-- START OF Given information --

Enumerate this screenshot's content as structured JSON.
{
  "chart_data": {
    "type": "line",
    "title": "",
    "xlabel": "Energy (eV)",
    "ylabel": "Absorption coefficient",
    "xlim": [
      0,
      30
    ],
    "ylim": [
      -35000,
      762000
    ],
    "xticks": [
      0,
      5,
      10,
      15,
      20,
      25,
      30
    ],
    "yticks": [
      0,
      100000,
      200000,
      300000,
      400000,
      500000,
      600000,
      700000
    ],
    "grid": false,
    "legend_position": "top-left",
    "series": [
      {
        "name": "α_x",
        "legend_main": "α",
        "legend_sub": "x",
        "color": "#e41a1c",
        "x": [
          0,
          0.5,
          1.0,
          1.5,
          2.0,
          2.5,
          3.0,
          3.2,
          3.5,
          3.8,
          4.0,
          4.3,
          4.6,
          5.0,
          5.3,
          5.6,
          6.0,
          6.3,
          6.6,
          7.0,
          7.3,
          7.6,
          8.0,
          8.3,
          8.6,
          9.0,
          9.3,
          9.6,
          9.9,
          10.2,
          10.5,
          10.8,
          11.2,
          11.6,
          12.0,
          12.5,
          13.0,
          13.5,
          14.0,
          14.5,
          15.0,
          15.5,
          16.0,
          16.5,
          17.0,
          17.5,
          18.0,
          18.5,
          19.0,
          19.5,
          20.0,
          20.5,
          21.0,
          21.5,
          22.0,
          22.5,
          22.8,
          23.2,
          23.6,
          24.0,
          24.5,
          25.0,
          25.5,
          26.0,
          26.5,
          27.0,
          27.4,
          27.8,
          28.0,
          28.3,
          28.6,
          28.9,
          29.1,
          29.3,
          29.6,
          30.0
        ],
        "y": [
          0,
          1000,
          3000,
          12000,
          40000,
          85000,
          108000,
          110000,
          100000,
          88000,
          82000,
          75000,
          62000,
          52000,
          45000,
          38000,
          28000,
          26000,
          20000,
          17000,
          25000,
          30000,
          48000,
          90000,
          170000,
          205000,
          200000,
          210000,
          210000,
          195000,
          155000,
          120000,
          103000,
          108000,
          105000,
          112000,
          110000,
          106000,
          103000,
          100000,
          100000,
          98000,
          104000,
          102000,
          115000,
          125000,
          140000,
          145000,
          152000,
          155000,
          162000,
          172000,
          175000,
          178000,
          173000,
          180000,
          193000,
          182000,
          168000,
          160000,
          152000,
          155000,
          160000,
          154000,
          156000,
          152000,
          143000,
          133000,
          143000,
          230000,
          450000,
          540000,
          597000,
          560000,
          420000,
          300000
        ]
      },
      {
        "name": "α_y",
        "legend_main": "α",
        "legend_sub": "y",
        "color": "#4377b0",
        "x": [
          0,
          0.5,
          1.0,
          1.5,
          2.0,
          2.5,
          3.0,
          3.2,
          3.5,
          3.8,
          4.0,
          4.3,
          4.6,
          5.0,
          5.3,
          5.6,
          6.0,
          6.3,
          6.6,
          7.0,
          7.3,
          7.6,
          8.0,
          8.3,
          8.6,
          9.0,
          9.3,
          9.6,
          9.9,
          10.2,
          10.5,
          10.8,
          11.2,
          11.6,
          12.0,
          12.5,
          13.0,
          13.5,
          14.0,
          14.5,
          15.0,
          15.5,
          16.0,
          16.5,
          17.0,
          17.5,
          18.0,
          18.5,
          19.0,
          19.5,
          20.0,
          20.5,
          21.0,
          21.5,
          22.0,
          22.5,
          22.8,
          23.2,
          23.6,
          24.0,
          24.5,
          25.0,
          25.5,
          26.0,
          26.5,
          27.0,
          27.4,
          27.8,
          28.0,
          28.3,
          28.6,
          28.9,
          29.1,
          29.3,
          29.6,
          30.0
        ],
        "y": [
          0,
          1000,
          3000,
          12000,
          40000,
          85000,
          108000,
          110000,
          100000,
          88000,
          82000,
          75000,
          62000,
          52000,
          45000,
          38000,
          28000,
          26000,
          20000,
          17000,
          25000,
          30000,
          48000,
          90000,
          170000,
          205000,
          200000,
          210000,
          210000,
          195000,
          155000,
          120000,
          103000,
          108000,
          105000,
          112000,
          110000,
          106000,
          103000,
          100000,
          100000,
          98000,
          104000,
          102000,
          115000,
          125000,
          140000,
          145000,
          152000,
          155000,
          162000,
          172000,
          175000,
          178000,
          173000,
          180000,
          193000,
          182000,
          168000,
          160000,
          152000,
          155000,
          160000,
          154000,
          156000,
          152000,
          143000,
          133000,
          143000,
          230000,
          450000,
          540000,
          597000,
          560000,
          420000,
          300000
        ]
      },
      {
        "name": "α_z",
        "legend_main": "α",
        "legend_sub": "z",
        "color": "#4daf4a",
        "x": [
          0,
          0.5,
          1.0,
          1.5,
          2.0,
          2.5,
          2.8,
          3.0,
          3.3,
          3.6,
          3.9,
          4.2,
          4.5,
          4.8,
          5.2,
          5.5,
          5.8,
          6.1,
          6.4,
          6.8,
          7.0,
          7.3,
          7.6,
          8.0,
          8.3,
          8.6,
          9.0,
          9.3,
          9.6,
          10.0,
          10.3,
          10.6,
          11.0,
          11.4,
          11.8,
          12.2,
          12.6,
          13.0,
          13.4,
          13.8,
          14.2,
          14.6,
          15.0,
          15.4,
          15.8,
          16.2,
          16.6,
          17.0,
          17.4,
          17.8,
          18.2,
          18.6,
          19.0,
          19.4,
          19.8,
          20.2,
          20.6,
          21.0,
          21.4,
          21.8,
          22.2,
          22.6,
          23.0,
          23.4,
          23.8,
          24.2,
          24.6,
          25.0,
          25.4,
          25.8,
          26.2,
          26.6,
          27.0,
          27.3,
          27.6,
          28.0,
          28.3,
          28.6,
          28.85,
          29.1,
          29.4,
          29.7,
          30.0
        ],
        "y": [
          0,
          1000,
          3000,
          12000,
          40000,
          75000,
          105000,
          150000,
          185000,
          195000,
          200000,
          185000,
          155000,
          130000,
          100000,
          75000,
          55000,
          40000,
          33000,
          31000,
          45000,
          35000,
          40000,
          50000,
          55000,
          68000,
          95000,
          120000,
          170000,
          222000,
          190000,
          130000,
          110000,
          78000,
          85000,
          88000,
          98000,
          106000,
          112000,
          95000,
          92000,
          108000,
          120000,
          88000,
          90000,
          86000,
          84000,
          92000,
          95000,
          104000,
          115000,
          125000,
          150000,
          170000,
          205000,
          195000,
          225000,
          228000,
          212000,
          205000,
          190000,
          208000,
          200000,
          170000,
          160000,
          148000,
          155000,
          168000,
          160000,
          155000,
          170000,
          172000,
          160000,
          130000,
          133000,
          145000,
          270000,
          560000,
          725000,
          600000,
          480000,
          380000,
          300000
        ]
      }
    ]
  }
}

-- END OF Given information --

## What you will do
Transcribe the whole listing with nothing added or left out.

## Final result
Enumerate this screenshot's content as structured JSON.
{
  "chart_data": {
    "type": "line",
    "title": "",
    "xlabel": "Energy (eV)",
    "ylabel": "Absorption coefficient",
    "xlim": [
      0,
      30
    ],
    "ylim": [
      -35000,
      762000
    ],
    "xticks": [
      0,
      5,
      10,
      15,
      20,
      25,
      30
    ],
    "yticks": [
      0,
      100000,
      200000,
      300000,
      400000,
      500000,
      600000,
      700000
    ],
    "grid": false,
    "legend_position": "top-left",
    "series": [
      {
        "name": "α_x",
        "legend_main": "α",
        "legend_sub": "x",
        "color": "#e41a1c",
        "x": [
          0,
          0.5,
          1.0,
          1.5,
          2.0,
          2.5,
          3.0,
          3.2,
          3.5,
          3.8,
          4.0,
          4.3,
          4.6,
          5.0,
          5.3,
          5.6,
          6.0,
          6.3,
          6.6,
          7.0,
          7.3,
          7.6,
          8.0,
          8.3,
          8.6,
          9.0,
          9.3,
          9.6,
          9.9,
          10.2,
          10.5,
          10.8,
          11.2,
          11.6,
          12.0,
          12.5,
          13.0,
          13.5,
          14.0,
          14.5,
          15.0,
          15.5,
          16.0,
          16.5,
          17.0,
          17.5,
          18.0,
          18.5,
          19.0,
          19.5,
          20.0,
          20.5,
          21.0,
          21.5,
          22.0,
          22.5,
          22.8,
          23.2,
          23.6,
          24.0,
          24.5,
          25.0,
          25.5,
          26.0,
          26.5,
          27.0,
          27.4,
          27.8,
          28.0,
          28.3,
          28.6,
          28.9,
          29.1,
          29.3,
          29.6,
          30.0
        ],
        "y": [
          0,
          1000,
          3000,
          12000,
          40000,
          85000,
          108000,
          110000,
          100000,
          88000,
          82000,
          75000,
          62000,
          52000,
          45000,
          38000,
          28000,
          26000,
          20000,
          17000,
          25000,
          30000,
          48000,
          90000,
          170000,
          205000,
          200000,
          210000,
          210000,
          195000,
          155000,
          120000,
          103000,
          108000,
          105000,
          112000,
          110000,
          106000,
          103000,
          100000,
          100000,
          98000,
          104000,
          102000,
          115000,
          125000,
          140000,
          145000,
          152000,
          155000,
          162000,
          172000,
          175000,
          178000,
          173000,
          180000,
          193000,
          182000,
          168000,
          160000,
          152000,
          155000,
          160000,
          154000,
          156000,
          152000,
          143000,
          133000,
          143000,
          230000,
          450000,
          540000,
          597000,
          560000,
          420000,
          300000
        ]
      },
      {
        "name": "α_y",
        "legend_main": "α",
        "legend_sub": "y",
        "color": "#4377b0",
        "x": [
          0,
          0.5,
          1.0,
          1.5,
          2.0,
          2.5,
          3.0,
          3.2,
          3.5,
          3.8,
          4.0,
          4.3,
          4.6,
          5.0,
          5.3,
          5.6,
          6.0,
          6.3,
          6.6,
          7.0,
          7.3,
          7.6,
          8.0,
          8.3,
          8.6,
          9.0,
          9.3,
          9.6,
          9.9,
          10.2,
          10.5,
          10.8,
          11.2,
          11.6,
          12.0,
          12.5,
          13.0,
          13.5,
          14.0,
          14.5,
          15.0,
          15.5,
          16.0,
          16.5,
          17.0,
          17.5,
          18.0,
          18.5,
          19.0,
          19.5,
          20.0,
          20.5,
          21.0,
          21.5,
          22.0,
          22.5,
          22.8,
          23.2,
          23.6,
          24.0,
          24.5,
          25.0,
          25.5,
          26.0,
          26.5,
          27.0,
          27.4,
          27.8,
          28.0,
          28.3,
          28.6,
          28.9,
          29.1,
          29.3,
          29.6,
          30.0
        ],
        "y": [
          0,
          1000,
          3000,
          12000,
          40000,
          85000,
          108000,
          110000,
          100000,
          88000,
          82000,
          75000,
          62000,
          52000,
          45000,
          38000,
          28000,
          26000,
          20000,
          17000,
          25000,
          30000,
          48000,
          90000,
          170000,
          205000,
          200000,
          210000,
          210000,
          195000,
          155000,
          120000,
          103000,
          108000,
          105000,
          112000,
          110000,
          106000,
          103000,
          100000,
          100000,
          98000,
          104000,
          102000,
          115000,
          125000,
          140000,
          145000,
          152000,
          155000,
          162000,
          172000,
          175000,
          178000,
          173000,
          180000,
          193000,
          182000,
          168000,
          160000,
          152000,
          155000,
          160000,
          154000,
          156000,
          152000,
          143000,
          133000,
          143000,
          230000,
          450000,
          540000,
          597000,
          560000,
          420000,
          300000
        ]
      },
      {
        "name": "α_z",
        "legend_main": "α",
        "legend_sub": "z",
        "color": "#4daf4a",
        "x": [
          0,
          0.5,
          1.0,
          1.5,
          2.0,
          2.5,
          2.8,
          3.0,
          3.3,
          3.6,
          3.9,
          4.2,
          4.5,
          4.8,
          5.2,
          5.5,
          5.8,
          6.1,
          6.4,
          6.8,
          7.0,
          7.3,
          7.6,
          8.0,
          8.3,
          8.6,
          9.0,
          9.3,
          9.6,
          10.0,
          10.3,
          10.6,
          11.0,
          11.4,
          11.8,
          12.2,
          12.6,
          13.0,
          13.4,
          13.8,
          14.2,
          14.6,
          15.0,
          15.4,
          15.8,
          16.2,
          16.6,
          17.0,
          17.4,
          17.8,
          18.2,
          18.6,
          19.0,
          19.4,
          19.8,
          20.2,
          20.6,
          21.0,
          21.4,
          21.8,
          22.2,
          22.6,
          23.0,
          23.4,
          23.8,
          24.2,
          24.6,
          25.0,
          25.4,
          25.8,
          26.2,
          26.6,
          27.0,
          27.3,
          27.6,
          28.0,
          28.3,
          28.6,
          28.85,
          29.1,
          29.4,
          29.7,
          30.0
        ],
        "y": [
          0,
          1000,
          3000,
          12000,
          40000,
          75000,
          105000,
          150000,
          185000,
          195000,
          200000,
          185000,
          155000,
          130000,
          100000,
          75000,
          55000,
          40000,
          33000,
          31000,
          45000,
          35000,
          40000,
          50000,
          55000,
          68000,
          95000,
          120000,
          170000,
          222000,
          190000,
          130000,
          110000,
          78000,
          85000,
          88000,
          98000,
          106000,
          112000,
          95000,
          92000,
          108000,
          120000,
          88000,
          90000,
          86000,
          84000,
          92000,
          95000,
          104000,
          115000,
          125000,
          150000,
          170000,
          205000,
          195000,
          225000,
          228000,
          212000,
          205000,
          190000,
          208000,
          200000,
          170000,
          160000,
          148000,
          155000,
          168000,
          160000,
          155000,
          170000,
          172000,
          160000,
          130000,
          133000,
          145000,
          270000,
          560000,
          725000,
          600000,
          480000,
          380000,
          300000
        ]
      }
    ]
  }
}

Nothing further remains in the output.